→ **TASK DIRECTIONS**:
Gather all lines with the word "CANEO" in them.
-- BEGIN GIVEN DATA --
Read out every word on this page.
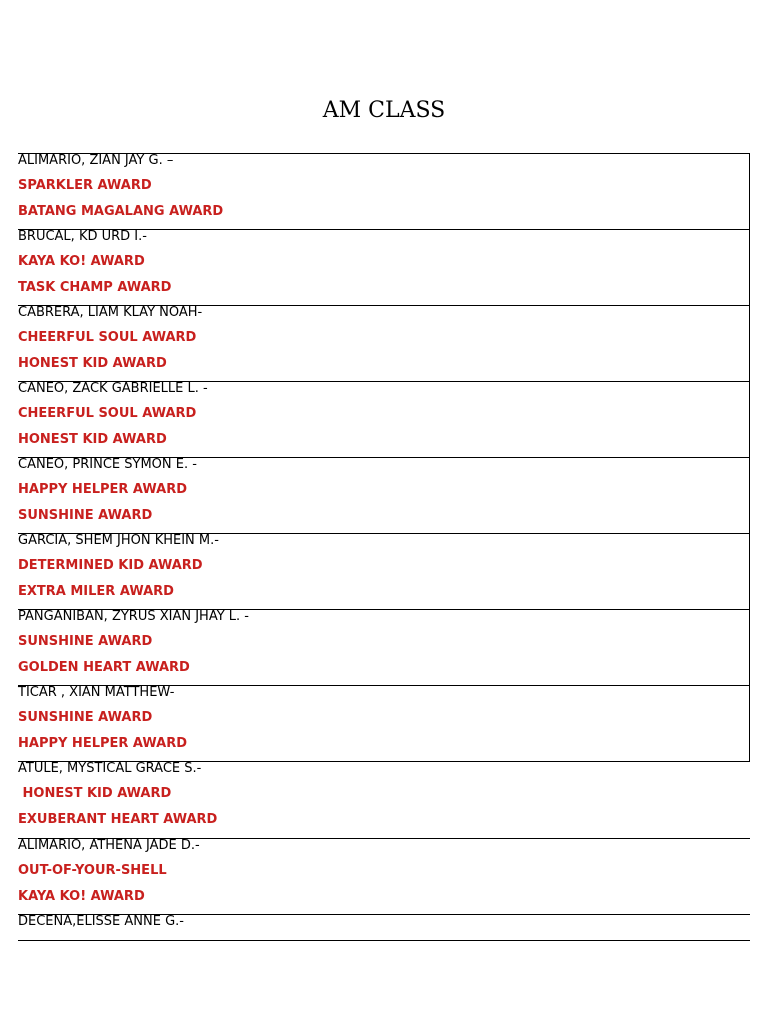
AM CLASS
ALIMARIO, ZIAN JAY G. –
SPARKLER AWARD
BATANG MAGALANG AWARD
BRUCAL, KD URD I.-
KAYA KO! AWARD
TASK CHAMP AWARD
CABRERA, LIAM KLAY NOAH-
CHEERFUL SOUL AWARD
HONEST KID AWARD
CANEO, ZACK GABRIELLE L. -
CHEERFUL SOUL AWARD
HONEST KID AWARD
CANEO, PRINCE SYMON E. -
HAPPY HELPER AWARD
SUNSHINE AWARD
GARCIA, SHEM JHON KHEIN M.-
DETERMINED KID AWARD
EXTRA MILER AWARD
PANGANIBAN, ZYRUS XIAN JHAY L. -
SUNSHINE AWARD
GOLDEN HEART AWARD
TICAR , XIAN MATTHEW-
SUNSHINE AWARD
HAPPY HELPER AWARD
ATULE, MYSTICAL GRACE S.-
HONEST KID AWARD
EXUBERANT HEART AWARD
ALIMARIO, ATHENA JADE D.-
OUT-OF-YOUR-SHELL
KAYA KO! AWARD
DECENA,ELISSE ANNE G.-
-- END GIVEN DATA --
→ **FULL RESPONSE**:
CANEO, ZACK GABRIELLE L. -
CANEO, PRINCE SYMON E. -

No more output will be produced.